** Start Entries **

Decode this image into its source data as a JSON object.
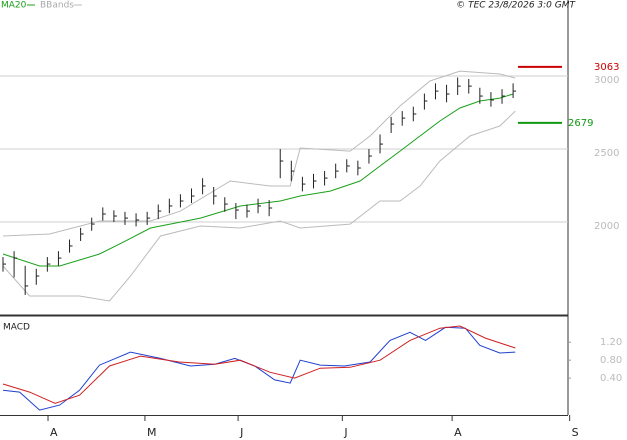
{
  "chart_data": [
    {
      "type": "ohlc",
      "legend": [
        {
          "name": "MA20",
          "color": "#1aa01a"
        },
        {
          "name": "BBands",
          "color": "#bbbbbb"
        }
      ],
      "copyright": "© TEC 23/8/2026 3:0 GMT",
      "high": [
        1760,
        1800,
        1700,
        1680,
        1760,
        1800,
        1880,
        1960,
        2030,
        2100,
        2080,
        2070,
        2060,
        2070,
        2120,
        2160,
        2190,
        2230,
        2300,
        2240,
        2170,
        2130,
        2120,
        2160,
        2150,
        2500,
        2420,
        2310,
        2330,
        2350,
        2400,
        2430,
        2420,
        2500,
        2600,
        2720,
        2760,
        2790,
        2880,
        2950,
        2940,
        2990,
        2980,
        2920,
        2890,
        2910,
        2950
      ],
      "low": [
        1660,
        1620,
        1500,
        1570,
        1660,
        1700,
        1790,
        1870,
        1940,
        2010,
        2000,
        1980,
        1970,
        1980,
        2020,
        2060,
        2100,
        2130,
        2190,
        2120,
        2070,
        2020,
        2030,
        2060,
        2040,
        2300,
        2280,
        2210,
        2230,
        2250,
        2300,
        2340,
        2320,
        2400,
        2470,
        2610,
        2660,
        2690,
        2770,
        2840,
        2820,
        2870,
        2880,
        2810,
        2790,
        2810,
        2850
      ],
      "close": [
        1712,
        1753,
        1562,
        1630,
        1712,
        1753,
        1836,
        1918,
        1986,
        2055,
        2041,
        2027,
        2014,
        2027,
        2075,
        2110,
        2144,
        2178,
        2247,
        2178,
        2123,
        2082,
        2075,
        2110,
        2096,
        2418,
        2349,
        2260,
        2281,
        2301,
        2349,
        2384,
        2370,
        2452,
        2534,
        2671,
        2712,
        2740,
        2829,
        2897,
        2877,
        2931,
        2931,
        2863,
        2836,
        2863,
        2897
      ],
      "bar_color": "#222222",
      "series": [
        {
          "name": "MA20",
          "color": "#1aa01a",
          "x": [
            0,
            3.3,
            5.1,
            8.7,
            10.5,
            13.3,
            17.8,
            21.4,
            25.0,
            26.8,
            29.5,
            32.2,
            34.0,
            35.8,
            37.6,
            39.4,
            41.2,
            43.0,
            44.8,
            46.0
          ],
          "values": [
            1781,
            1699,
            1699,
            1781,
            1849,
            1959,
            2027,
            2110,
            2144,
            2178,
            2212,
            2281,
            2384,
            2486,
            2589,
            2692,
            2781,
            2829,
            2849,
            2877
          ]
        },
        {
          "name": "BBands",
          "color": "#bbbbbb",
          "x": [
            0,
            4.2,
            8.7,
            13.3,
            16.0,
            20.5,
            24.1,
            25.9,
            26.8,
            31.3,
            33.1,
            35.8,
            38.5,
            41.2,
            44.8,
            46.2
          ],
          "values": [
            1904,
            1918,
            2007,
            2007,
            2075,
            2281,
            2247,
            2247,
            2507,
            2486,
            2589,
            2795,
            2966,
            3034,
            3014,
            2986
          ]
        },
        {
          "name": "BBands",
          "color": "#bbbbbb",
          "x": [
            0,
            2.4,
            6.9,
            9.6,
            11.5,
            14.2,
            17.8,
            21.4,
            25.0,
            26.8,
            31.3,
            34.0,
            35.8,
            37.6,
            39.4,
            42.1,
            44.8,
            46.2
          ],
          "values": [
            1699,
            1493,
            1493,
            1459,
            1630,
            1904,
            1973,
            1959,
            2007,
            1959,
            1986,
            2144,
            2144,
            2247,
            2418,
            2589,
            2658,
            2760
          ]
        }
      ],
      "levels": [
        {
          "value": 3063,
          "color": "#cc0000"
        },
        {
          "value": 2679,
          "color": "#119911"
        }
      ],
      "xlim": [
        -0.27,
        50.95
      ],
      "ylim": [
        1363,
        3521
      ],
      "yticks": [
        2000,
        2500,
        3000
      ],
      "grid": true
    },
    {
      "type": "line",
      "title": "MACD",
      "series": [
        {
          "color": "#1f3fd0",
          "x": [
            0,
            1.5,
            3.3,
            5.1,
            6.9,
            8.7,
            11.5,
            14.2,
            16.9,
            19.1,
            20.9,
            22.7,
            24.5,
            25.9,
            26.8,
            28.6,
            30.8,
            33.1,
            34.9,
            36.7,
            38.1,
            39.9,
            41.7,
            43.0,
            44.8,
            46.2
          ],
          "values": [
            0.13,
            0.09,
            -0.31,
            -0.2,
            0.13,
            0.69,
            0.98,
            0.84,
            0.67,
            0.71,
            0.84,
            0.67,
            0.36,
            0.29,
            0.8,
            0.69,
            0.67,
            0.76,
            1.24,
            1.42,
            1.24,
            1.53,
            1.51,
            1.13,
            0.96,
            0.98
          ]
        },
        {
          "color": "#d02020",
          "x": [
            0,
            2.4,
            4.7,
            6.9,
            9.6,
            12.4,
            15.9,
            19.1,
            21.4,
            24.1,
            26.3,
            28.6,
            31.3,
            34.0,
            36.7,
            39.4,
            41.2,
            43.5,
            46.2
          ],
          "values": [
            0.27,
            0.09,
            -0.16,
            0.02,
            0.67,
            0.89,
            0.76,
            0.71,
            0.8,
            0.53,
            0.4,
            0.62,
            0.64,
            0.8,
            1.24,
            1.51,
            1.56,
            1.29,
            1.07
          ]
        }
      ],
      "xlim": [
        -0.27,
        50.95
      ],
      "ylim": [
        -0.42,
        1.76
      ],
      "yticks": [
        {
          "value": 0.4,
          "label": "0.40"
        },
        {
          "value": 0.8,
          "label": "0.80"
        },
        {
          "value": 1.2,
          "label": "1.20"
        }
      ],
      "xticks": [
        {
          "value": 4.06,
          "label": "A"
        },
        {
          "value": 12.8,
          "label": "M"
        },
        {
          "value": 21.2,
          "label": "J"
        },
        {
          "value": 30.6,
          "label": "J"
        },
        {
          "value": 40.5,
          "label": "A"
        },
        {
          "value": 51.1,
          "label": "S"
        }
      ]
    }
  ]
}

** End Entries **

Directions for this task
All records must be output exactly as they are, except for the pictures, which are left out.

Completed exercise
Decode this image into its source data as a JSON object.
{
  "chart_data": [
    {
      "type": "ohlc",
      "legend": [
        {
          "name": "MA20",
          "color": "#1aa01a"
        },
        {
          "name": "BBands",
          "color": "#bbbbbb"
        }
      ],
      "copyright": "© TEC 23/8/2026 3:0 GMT",
      "high": [
        1760,
        1800,
        1700,
        1680,
        1760,
        1800,
        1880,
        1960,
        2030,
        2100,
        2080,
        2070,
        2060,
        2070,
        2120,
        2160,
        2190,
        2230,
        2300,
        2240,
        2170,
        2130,
        2120,
        2160,
        2150,
        2500,
        2420,
        2310,
        2330,
        2350,
        2400,
        2430,
        2420,
        2500,
        2600,
        2720,
        2760,
        2790,
        2880,
        2950,
        2940,
        2990,
        2980,
        2920,
        2890,
        2910,
        2950
      ],
      "low": [
        1660,
        1620,
        1500,
        1570,
        1660,
        1700,
        1790,
        1870,
        1940,
        2010,
        2000,
        1980,
        1970,
        1980,
        2020,
        2060,
        2100,
        2130,
        2190,
        2120,
        2070,
        2020,
        2030,
        2060,
        2040,
        2300,
        2280,
        2210,
        2230,
        2250,
        2300,
        2340,
        2320,
        2400,
        2470,
        2610,
        2660,
        2690,
        2770,
        2840,
        2820,
        2870,
        2880,
        2810,
        2790,
        2810,
        2850
      ],
      "close": [
        1712,
        1753,
        1562,
        1630,
        1712,
        1753,
        1836,
        1918,
        1986,
        2055,
        2041,
        2027,
        2014,
        2027,
        2075,
        2110,
        2144,
        2178,
        2247,
        2178,
        2123,
        2082,
        2075,
        2110,
        2096,
        2418,
        2349,
        2260,
        2281,
        2301,
        2349,
        2384,
        2370,
        2452,
        2534,
        2671,
        2712,
        2740,
        2829,
        2897,
        2877,
        2931,
        2931,
        2863,
        2836,
        2863,
        2897
      ],
      "bar_color": "#222222",
      "series": [
        {
          "name": "MA20",
          "color": "#1aa01a",
          "x": [
            0,
            3.3,
            5.1,
            8.7,
            10.5,
            13.3,
            17.8,
            21.4,
            25.0,
            26.8,
            29.5,
            32.2,
            34.0,
            35.8,
            37.6,
            39.4,
            41.2,
            43.0,
            44.8,
            46.0
          ],
          "values": [
            1781,
            1699,
            1699,
            1781,
            1849,
            1959,
            2027,
            2110,
            2144,
            2178,
            2212,
            2281,
            2384,
            2486,
            2589,
            2692,
            2781,
            2829,
            2849,
            2877
          ]
        },
        {
          "name": "BBands",
          "color": "#bbbbbb",
          "x": [
            0,
            4.2,
            8.7,
            13.3,
            16.0,
            20.5,
            24.1,
            25.9,
            26.8,
            31.3,
            33.1,
            35.8,
            38.5,
            41.2,
            44.8,
            46.2
          ],
          "values": [
            1904,
            1918,
            2007,
            2007,
            2075,
            2281,
            2247,
            2247,
            2507,
            2486,
            2589,
            2795,
            2966,
            3034,
            3014,
            2986
          ]
        },
        {
          "name": "BBands",
          "color": "#bbbbbb",
          "x": [
            0,
            2.4,
            6.9,
            9.6,
            11.5,
            14.2,
            17.8,
            21.4,
            25.0,
            26.8,
            31.3,
            34.0,
            35.8,
            37.6,
            39.4,
            42.1,
            44.8,
            46.2
          ],
          "values": [
            1699,
            1493,
            1493,
            1459,
            1630,
            1904,
            1973,
            1959,
            2007,
            1959,
            1986,
            2144,
            2144,
            2247,
            2418,
            2589,
            2658,
            2760
          ]
        }
      ],
      "levels": [
        {
          "value": 3063,
          "color": "#cc0000"
        },
        {
          "value": 2679,
          "color": "#119911"
        }
      ],
      "xlim": [
        -0.27,
        50.95
      ],
      "ylim": [
        1363,
        3521
      ],
      "yticks": [
        2000,
        2500,
        3000
      ],
      "grid": true
    },
    {
      "type": "line",
      "title": "MACD",
      "series": [
        {
          "color": "#1f3fd0",
          "x": [
            0,
            1.5,
            3.3,
            5.1,
            6.9,
            8.7,
            11.5,
            14.2,
            16.9,
            19.1,
            20.9,
            22.7,
            24.5,
            25.9,
            26.8,
            28.6,
            30.8,
            33.1,
            34.9,
            36.7,
            38.1,
            39.9,
            41.7,
            43.0,
            44.8,
            46.2
          ],
          "values": [
            0.13,
            0.09,
            -0.31,
            -0.2,
            0.13,
            0.69,
            0.98,
            0.84,
            0.67,
            0.71,
            0.84,
            0.67,
            0.36,
            0.29,
            0.8,
            0.69,
            0.67,
            0.76,
            1.24,
            1.42,
            1.24,
            1.53,
            1.51,
            1.13,
            0.96,
            0.98
          ]
        },
        {
          "color": "#d02020",
          "x": [
            0,
            2.4,
            4.7,
            6.9,
            9.6,
            12.4,
            15.9,
            19.1,
            21.4,
            24.1,
            26.3,
            28.6,
            31.3,
            34.0,
            36.7,
            39.4,
            41.2,
            43.5,
            46.2
          ],
          "values": [
            0.27,
            0.09,
            -0.16,
            0.02,
            0.67,
            0.89,
            0.76,
            0.71,
            0.8,
            0.53,
            0.4,
            0.62,
            0.64,
            0.8,
            1.24,
            1.51,
            1.56,
            1.29,
            1.07
          ]
        }
      ],
      "xlim": [
        -0.27,
        50.95
      ],
      "ylim": [
        -0.42,
        1.76
      ],
      "yticks": [
        {
          "value": 0.4,
          "label": "0.40"
        },
        {
          "value": 0.8,
          "label": "0.80"
        },
        {
          "value": 1.2,
          "label": "1.20"
        }
      ],
      "xticks": [
        {
          "value": 4.06,
          "label": "A"
        },
        {
          "value": 12.8,
          "label": "M"
        },
        {
          "value": 21.2,
          "label": "J"
        },
        {
          "value": 30.6,
          "label": "J"
        },
        {
          "value": 40.5,
          "label": "A"
        },
        {
          "value": 51.1,
          "label": "S"
        }
      ]
    }
  ]
}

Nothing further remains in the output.